=== SOURCE MATERIAL ===
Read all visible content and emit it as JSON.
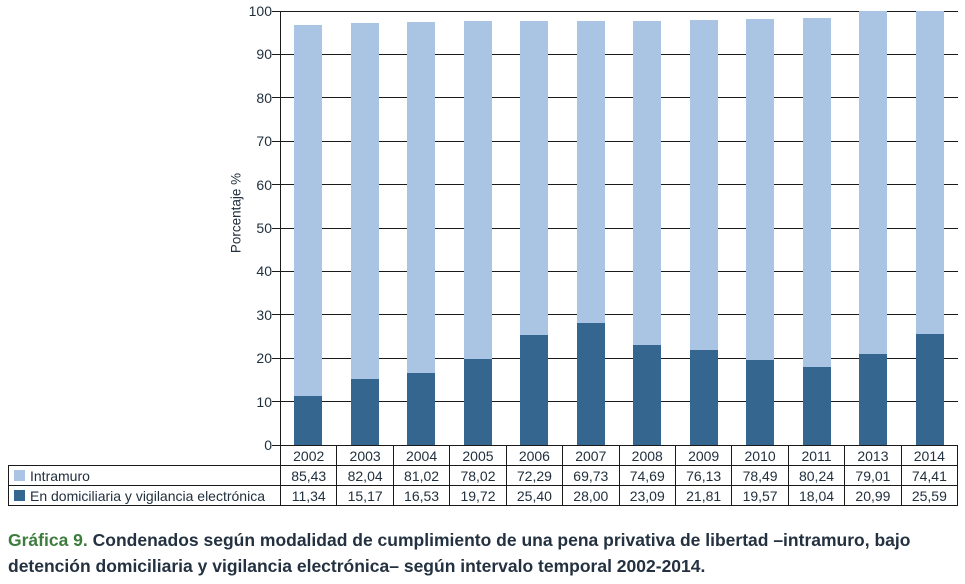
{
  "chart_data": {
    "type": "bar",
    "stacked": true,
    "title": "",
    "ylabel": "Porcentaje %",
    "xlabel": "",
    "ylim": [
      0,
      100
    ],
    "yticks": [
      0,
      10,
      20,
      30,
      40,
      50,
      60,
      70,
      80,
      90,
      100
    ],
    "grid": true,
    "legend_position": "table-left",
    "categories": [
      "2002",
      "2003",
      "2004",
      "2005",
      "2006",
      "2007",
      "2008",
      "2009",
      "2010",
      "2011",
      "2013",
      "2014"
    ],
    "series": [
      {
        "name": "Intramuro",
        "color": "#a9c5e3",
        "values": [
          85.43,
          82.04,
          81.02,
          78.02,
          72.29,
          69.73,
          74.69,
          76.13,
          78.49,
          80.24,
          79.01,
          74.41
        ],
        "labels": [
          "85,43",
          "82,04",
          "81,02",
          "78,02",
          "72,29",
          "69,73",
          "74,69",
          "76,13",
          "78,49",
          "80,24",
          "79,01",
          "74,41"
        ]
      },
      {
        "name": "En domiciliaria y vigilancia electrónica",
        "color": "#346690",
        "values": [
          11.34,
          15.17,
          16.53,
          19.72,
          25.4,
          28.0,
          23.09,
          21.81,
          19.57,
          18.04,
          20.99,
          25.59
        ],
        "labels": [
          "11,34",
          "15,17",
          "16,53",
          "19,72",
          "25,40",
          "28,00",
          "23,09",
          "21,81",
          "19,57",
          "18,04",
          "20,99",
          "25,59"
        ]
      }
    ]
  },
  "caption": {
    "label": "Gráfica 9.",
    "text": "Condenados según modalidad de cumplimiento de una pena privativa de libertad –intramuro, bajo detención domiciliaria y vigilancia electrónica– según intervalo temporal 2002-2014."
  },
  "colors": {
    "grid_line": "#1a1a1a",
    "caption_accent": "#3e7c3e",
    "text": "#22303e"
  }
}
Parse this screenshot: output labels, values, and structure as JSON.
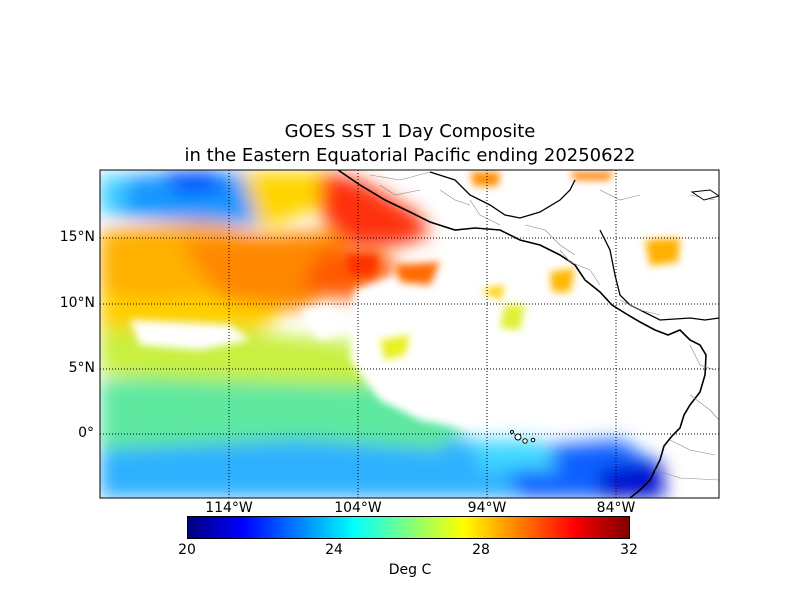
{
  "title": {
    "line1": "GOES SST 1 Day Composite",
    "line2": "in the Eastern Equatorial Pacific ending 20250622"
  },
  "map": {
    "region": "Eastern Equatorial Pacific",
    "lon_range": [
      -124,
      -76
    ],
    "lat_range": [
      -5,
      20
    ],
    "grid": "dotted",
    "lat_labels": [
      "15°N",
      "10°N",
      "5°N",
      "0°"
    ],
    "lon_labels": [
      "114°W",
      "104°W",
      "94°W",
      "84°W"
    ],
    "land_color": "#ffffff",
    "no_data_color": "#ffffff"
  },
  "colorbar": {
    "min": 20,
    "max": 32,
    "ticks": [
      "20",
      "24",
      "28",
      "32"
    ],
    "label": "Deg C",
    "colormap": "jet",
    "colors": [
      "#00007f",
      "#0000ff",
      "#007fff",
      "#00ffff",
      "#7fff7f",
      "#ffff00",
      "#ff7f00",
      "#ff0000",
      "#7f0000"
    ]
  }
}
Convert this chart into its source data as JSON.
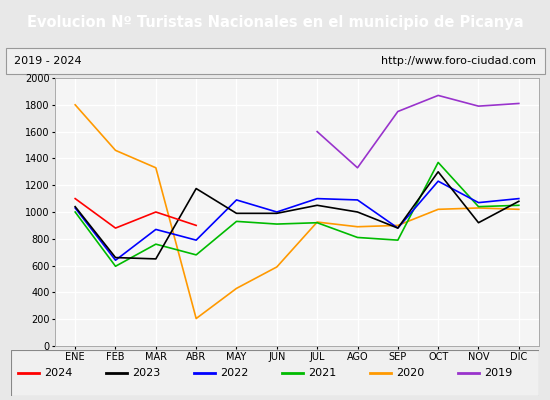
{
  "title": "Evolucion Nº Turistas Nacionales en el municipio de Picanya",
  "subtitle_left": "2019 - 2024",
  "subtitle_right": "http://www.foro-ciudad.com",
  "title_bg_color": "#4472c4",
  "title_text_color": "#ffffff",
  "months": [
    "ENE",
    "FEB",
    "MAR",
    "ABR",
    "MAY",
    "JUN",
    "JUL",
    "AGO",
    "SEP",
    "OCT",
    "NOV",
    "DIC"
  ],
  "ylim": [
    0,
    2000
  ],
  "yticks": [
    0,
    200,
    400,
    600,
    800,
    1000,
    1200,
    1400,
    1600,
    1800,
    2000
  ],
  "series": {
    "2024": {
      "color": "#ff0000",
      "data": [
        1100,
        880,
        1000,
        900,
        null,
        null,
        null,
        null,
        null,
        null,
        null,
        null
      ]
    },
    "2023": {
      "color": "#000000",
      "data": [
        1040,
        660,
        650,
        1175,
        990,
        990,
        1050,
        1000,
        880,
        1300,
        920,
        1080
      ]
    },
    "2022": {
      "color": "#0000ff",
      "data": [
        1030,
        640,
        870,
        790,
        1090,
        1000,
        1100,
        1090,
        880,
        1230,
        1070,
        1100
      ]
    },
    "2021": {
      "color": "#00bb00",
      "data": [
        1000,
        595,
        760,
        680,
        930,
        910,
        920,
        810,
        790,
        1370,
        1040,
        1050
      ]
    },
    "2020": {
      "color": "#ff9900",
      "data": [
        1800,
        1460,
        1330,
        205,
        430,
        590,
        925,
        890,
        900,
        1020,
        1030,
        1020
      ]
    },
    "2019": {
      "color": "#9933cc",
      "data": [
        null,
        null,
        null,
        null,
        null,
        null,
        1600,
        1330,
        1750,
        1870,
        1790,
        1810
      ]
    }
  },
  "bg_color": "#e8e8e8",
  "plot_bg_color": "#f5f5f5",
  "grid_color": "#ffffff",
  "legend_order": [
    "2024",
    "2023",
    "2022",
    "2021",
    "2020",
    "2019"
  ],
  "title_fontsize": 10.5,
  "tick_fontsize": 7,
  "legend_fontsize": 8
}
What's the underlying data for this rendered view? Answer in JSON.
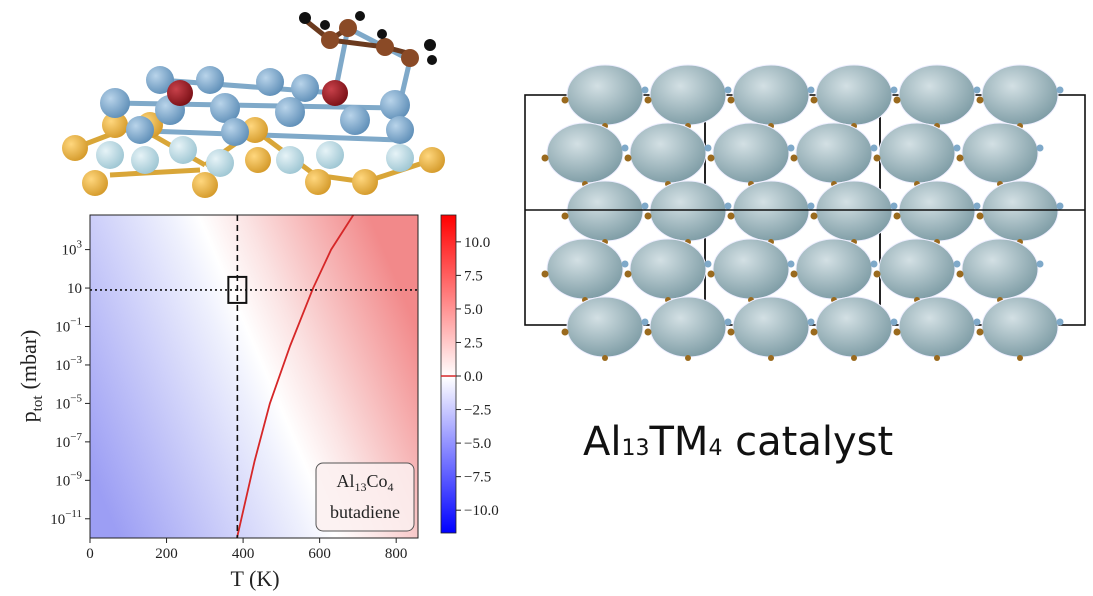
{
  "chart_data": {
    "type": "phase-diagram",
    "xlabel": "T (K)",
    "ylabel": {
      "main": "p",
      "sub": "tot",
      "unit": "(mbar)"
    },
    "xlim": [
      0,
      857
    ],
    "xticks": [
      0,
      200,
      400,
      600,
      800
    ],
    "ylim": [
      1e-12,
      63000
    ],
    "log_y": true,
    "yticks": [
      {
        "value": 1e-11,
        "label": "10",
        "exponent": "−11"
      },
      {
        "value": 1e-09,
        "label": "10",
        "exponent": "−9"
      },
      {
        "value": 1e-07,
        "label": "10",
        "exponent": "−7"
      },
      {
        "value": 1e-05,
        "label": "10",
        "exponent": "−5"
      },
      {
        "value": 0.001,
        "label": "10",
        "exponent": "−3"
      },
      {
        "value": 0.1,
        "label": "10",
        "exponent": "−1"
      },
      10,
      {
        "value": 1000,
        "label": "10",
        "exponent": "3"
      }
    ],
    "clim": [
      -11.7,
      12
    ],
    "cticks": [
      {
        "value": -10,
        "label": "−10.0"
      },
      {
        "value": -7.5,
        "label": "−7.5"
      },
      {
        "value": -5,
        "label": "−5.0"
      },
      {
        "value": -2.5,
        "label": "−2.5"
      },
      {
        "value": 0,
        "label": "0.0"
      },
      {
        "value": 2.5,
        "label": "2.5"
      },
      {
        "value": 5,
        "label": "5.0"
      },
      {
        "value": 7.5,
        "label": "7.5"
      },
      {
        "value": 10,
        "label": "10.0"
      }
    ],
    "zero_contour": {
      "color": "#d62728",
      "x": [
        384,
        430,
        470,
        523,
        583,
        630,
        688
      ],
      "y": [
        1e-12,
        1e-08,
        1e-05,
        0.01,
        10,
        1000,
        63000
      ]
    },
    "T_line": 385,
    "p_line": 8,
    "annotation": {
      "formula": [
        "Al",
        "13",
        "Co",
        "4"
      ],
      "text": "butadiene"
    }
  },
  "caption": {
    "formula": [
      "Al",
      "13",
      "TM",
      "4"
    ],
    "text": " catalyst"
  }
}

=== GOAL ===
Transcribe the full listing above exactly, with the images removed.

=== SOLUTION TO THE EXERCISE ===
Read all visible content and emit it as JSON.
{
  "chart_data": {
    "type": "bar",
    "stacked": true,
    "title": "",
    "ylabel": "Porcentaje %",
    "xlabel": "",
    "ylim": [
      0,
      100
    ],
    "yticks": [
      0,
      10,
      20,
      30,
      40,
      50,
      60,
      70,
      80,
      90,
      100
    ],
    "grid": true,
    "legend_position": "table-left",
    "categories": [
      "2002",
      "2003",
      "2004",
      "2005",
      "2006",
      "2007",
      "2008",
      "2009",
      "2010",
      "2011",
      "2013",
      "2014"
    ],
    "series": [
      {
        "name": "Intramuro",
        "color": "#a9c5e3",
        "values": [
          85.43,
          82.04,
          81.02,
          78.02,
          72.29,
          69.73,
          74.69,
          76.13,
          78.49,
          80.24,
          79.01,
          74.41
        ],
        "labels": [
          "85,43",
          "82,04",
          "81,02",
          "78,02",
          "72,29",
          "69,73",
          "74,69",
          "76,13",
          "78,49",
          "80,24",
          "79,01",
          "74,41"
        ]
      },
      {
        "name": "En domiciliaria y vigilancia electrónica",
        "color": "#346690",
        "values": [
          11.34,
          15.17,
          16.53,
          19.72,
          25.4,
          28.0,
          23.09,
          21.81,
          19.57,
          18.04,
          20.99,
          25.59
        ],
        "labels": [
          "11,34",
          "15,17",
          "16,53",
          "19,72",
          "25,40",
          "28,00",
          "23,09",
          "21,81",
          "19,57",
          "18,04",
          "20,99",
          "25,59"
        ]
      }
    ]
  },
  "caption": {
    "label": "Gráfica 9.",
    "text": "Condenados según modalidad de cumplimiento de una pena privativa de libertad –intramuro, bajo detención domiciliaria y vigilancia electrónica– según intervalo temporal 2002-2014."
  },
  "colors": {
    "grid_line": "#1a1a1a",
    "caption_accent": "#3e7c3e",
    "text": "#22303e"
  }
}
Parse this screenshot: output labels, values, and structure as JSON.
{
  "title": {
    "line1": "GOES SST 1 Day Composite",
    "line2": "in the Eastern Equatorial Pacific ending 20250622"
  },
  "map": {
    "region": "Eastern Equatorial Pacific",
    "lon_range": [
      -124,
      -76
    ],
    "lat_range": [
      -5,
      20
    ],
    "grid": "dotted",
    "lat_labels": [
      "15°N",
      "10°N",
      "5°N",
      "0°"
    ],
    "lon_labels": [
      "114°W",
      "104°W",
      "94°W",
      "84°W"
    ],
    "land_color": "#ffffff",
    "no_data_color": "#ffffff"
  },
  "colorbar": {
    "min": 20,
    "max": 32,
    "ticks": [
      "20",
      "24",
      "28",
      "32"
    ],
    "label": "Deg C",
    "colormap": "jet",
    "colors": [
      "#00007f",
      "#0000ff",
      "#007fff",
      "#00ffff",
      "#7fff7f",
      "#ffff00",
      "#ff7f00",
      "#ff0000",
      "#7f0000"
    ]
  }
}
Convert this chart into its source data as JSON.
{
  "title": "Evolucion Nº Turistas Nacionales en el municipio de Picanya",
  "subtitle_left": "2019 - 2024",
  "subtitle_right": "http://www.foro-ciudad.com",
  "title_bg_color": "#4472c4",
  "title_text_color": "#ffffff",
  "months": [
    "ENE",
    "FEB",
    "MAR",
    "ABR",
    "MAY",
    "JUN",
    "JUL",
    "AGO",
    "SEP",
    "OCT",
    "NOV",
    "DIC"
  ],
  "ylim": [
    0,
    2000
  ],
  "yticks": [
    0,
    200,
    400,
    600,
    800,
    1000,
    1200,
    1400,
    1600,
    1800,
    2000
  ],
  "series": {
    "2024": {
      "color": "#ff0000",
      "data": [
        1100,
        880,
        1000,
        900,
        null,
        null,
        null,
        null,
        null,
        null,
        null,
        null
      ]
    },
    "2023": {
      "color": "#000000",
      "data": [
        1040,
        660,
        650,
        1175,
        990,
        990,
        1050,
        1000,
        880,
        1300,
        920,
        1080
      ]
    },
    "2022": {
      "color": "#0000ff",
      "data": [
        1030,
        640,
        870,
        790,
        1090,
        1000,
        1100,
        1090,
        880,
        1230,
        1070,
        1100
      ]
    },
    "2021": {
      "color": "#00bb00",
      "data": [
        1000,
        595,
        760,
        680,
        930,
        910,
        920,
        810,
        790,
        1370,
        1040,
        1050
      ]
    },
    "2020": {
      "color": "#ff9900",
      "data": [
        1800,
        1460,
        1330,
        205,
        430,
        590,
        925,
        890,
        900,
        1020,
        1030,
        1020
      ]
    },
    "2019": {
      "color": "#9933cc",
      "data": [
        null,
        null,
        null,
        null,
        null,
        null,
        1600,
        1330,
        1750,
        1870,
        1790,
        1810
      ]
    }
  },
  "bg_color": "#e8e8e8",
  "plot_bg_color": "#f5f5f5",
  "grid_color": "#ffffff",
  "legend_order": [
    "2024",
    "2023",
    "2022",
    "2021",
    "2020",
    "2019"
  ],
  "title_fontsize": 10.5,
  "tick_fontsize": 7,
  "legend_fontsize": 8
}
What's the underlying data for this rendered view? Answer in JSON.
{
  "chart_data": {
    "type": "phase-diagram",
    "xlabel": "T (K)",
    "ylabel": {
      "main": "p",
      "sub": "tot",
      "unit": "(mbar)"
    },
    "xlim": [
      0,
      857
    ],
    "xticks": [
      0,
      200,
      400,
      600,
      800
    ],
    "ylim": [
      1e-12,
      63000
    ],
    "log_y": true,
    "yticks": [
      {
        "value": 1e-11,
        "label": "10",
        "exponent": "−11"
      },
      {
        "value": 1e-09,
        "label": "10",
        "exponent": "−9"
      },
      {
        "value": 1e-07,
        "label": "10",
        "exponent": "−7"
      },
      {
        "value": 1e-05,
        "label": "10",
        "exponent": "−5"
      },
      {
        "value": 0.001,
        "label": "10",
        "exponent": "−3"
      },
      {
        "value": 0.1,
        "label": "10",
        "exponent": "−1"
      },
      10,
      {
        "value": 1000,
        "label": "10",
        "exponent": "3"
      }
    ],
    "clim": [
      -11.7,
      12
    ],
    "cticks": [
      {
        "value": -10,
        "label": "−10.0"
      },
      {
        "value": -7.5,
        "label": "−7.5"
      },
      {
        "value": -5,
        "label": "−5.0"
      },
      {
        "value": -2.5,
        "label": "−2.5"
      },
      {
        "value": 0,
        "label": "0.0"
      },
      {
        "value": 2.5,
        "label": "2.5"
      },
      {
        "value": 5,
        "label": "5.0"
      },
      {
        "value": 7.5,
        "label": "7.5"
      },
      {
        "value": 10,
        "label": "10.0"
      }
    ],
    "zero_contour": {
      "color": "#d62728",
      "x": [
        384,
        430,
        470,
        523,
        583,
        630,
        688
      ],
      "y": [
        1e-12,
        1e-08,
        1e-05,
        0.01,
        10,
        1000,
        63000
      ]
    },
    "T_line": 385,
    "p_line": 8,
    "annotation": {
      "formula": [
        "Al",
        "13",
        "Co",
        "4"
      ],
      "text": "butadiene"
    }
  },
  "caption": {
    "formula": [
      "Al",
      "13",
      "TM",
      "4"
    ],
    "text": " catalyst"
  }
}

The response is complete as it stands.